KETENTUAN TUGAS.
A) Jawablah pertanyaan berikut berdasarkan teks tentang sastra dan empati.
(i) Perasaan apa yang ditanamkan oleh sastra?
(ii) Isu tabu apa saja yang disebut sebagai contoh?
(iii) Sastra menjadi medium apa?
B) Tukarlah "ruang" dengan "tempat" pada bagian teks tentang sastra dan empati dari "Empati ini, yang" sampai "ditolak atau dihindari.", lalu tuliskan bagian itu kembali.

KUTIPAN DOKUMEN.
----

Dengan demikian, sastra menanamkan empati—perasaan yang memungkinkan kita memahami orang lain dari dalam, melampaui sekadar logika atau argumen.

Empati ini, yang tumbuh dalam setiap kalimat puitis dan naratif, membuka hati dan pikiran, menciptakan ruang bagi penerimaan gagasan-gagasan baru yang mungkin sebelumnya ditolak atau dihindari.

ketiga, sastra membawa pengaruh yang kuat namun tidak konfrontatif. Lewat kisah atau puisi, gagasan yang mungkin menentang norma sosial ditanamkan dalam kesadaran pembaca dengan cara yang tidak langsung.

Karya sastra yang menyentuh isu-isu tabu seperti kebebasan berekspresi atau perjuangan identitas bisa membentuk pola pikir baru yang mengakar secara halus.

Sebuah puisi atau novel tidak hanya hadir untuk sekali baca; ia tertinggal dalam pikiran pembaca, membentuk sudut pandang yang baru dan berkembang seiring waktu.

Dalam hal ini, sastra menjadi medium perlawanan yang subtil, namun dengan pengaruh yang mendalam dan berkelanjutan, mengubah cara kita melihat dunia dengan sentuhan yang lembut, namun kuat.

“Sastra adalah suara yang membawa kita ke dalam rahasia dan kebenaran hidup yang tidak terucapkan.”

----

BAGIAN DATA.

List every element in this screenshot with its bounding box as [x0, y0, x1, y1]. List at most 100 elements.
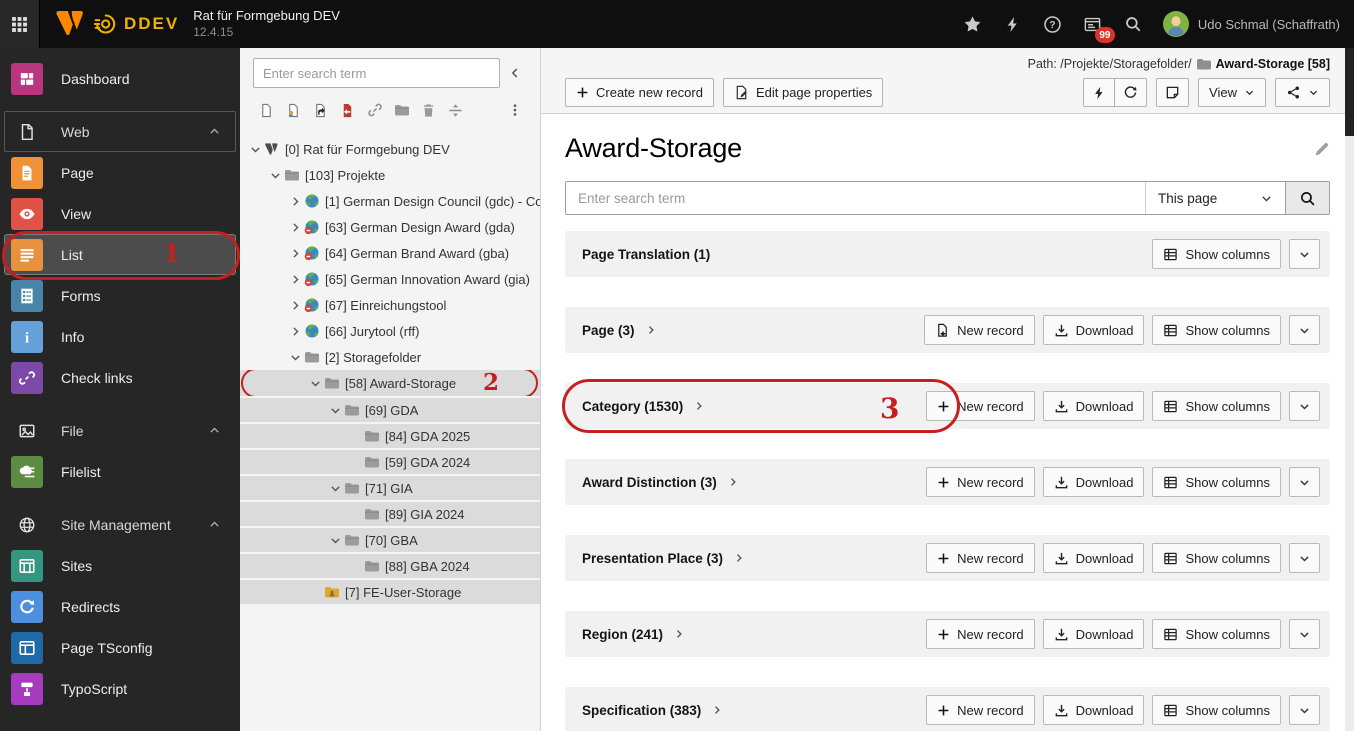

----

HASIL LATIHAN.
A)
(i) Empati.
(ii) Kebebasan berekspresi atau perjuangan identitas.
(iii) Medium perlawanan yang subtil.

B)
Empati ini, yang tumbuh dalam setiap kalimat puitis dan naratif, membuka hati dan pikiran, menciptakan tempat bagi penerimaan gagasan-gagasan baru yang mungkin sebelumnya ditolak atau dihindari.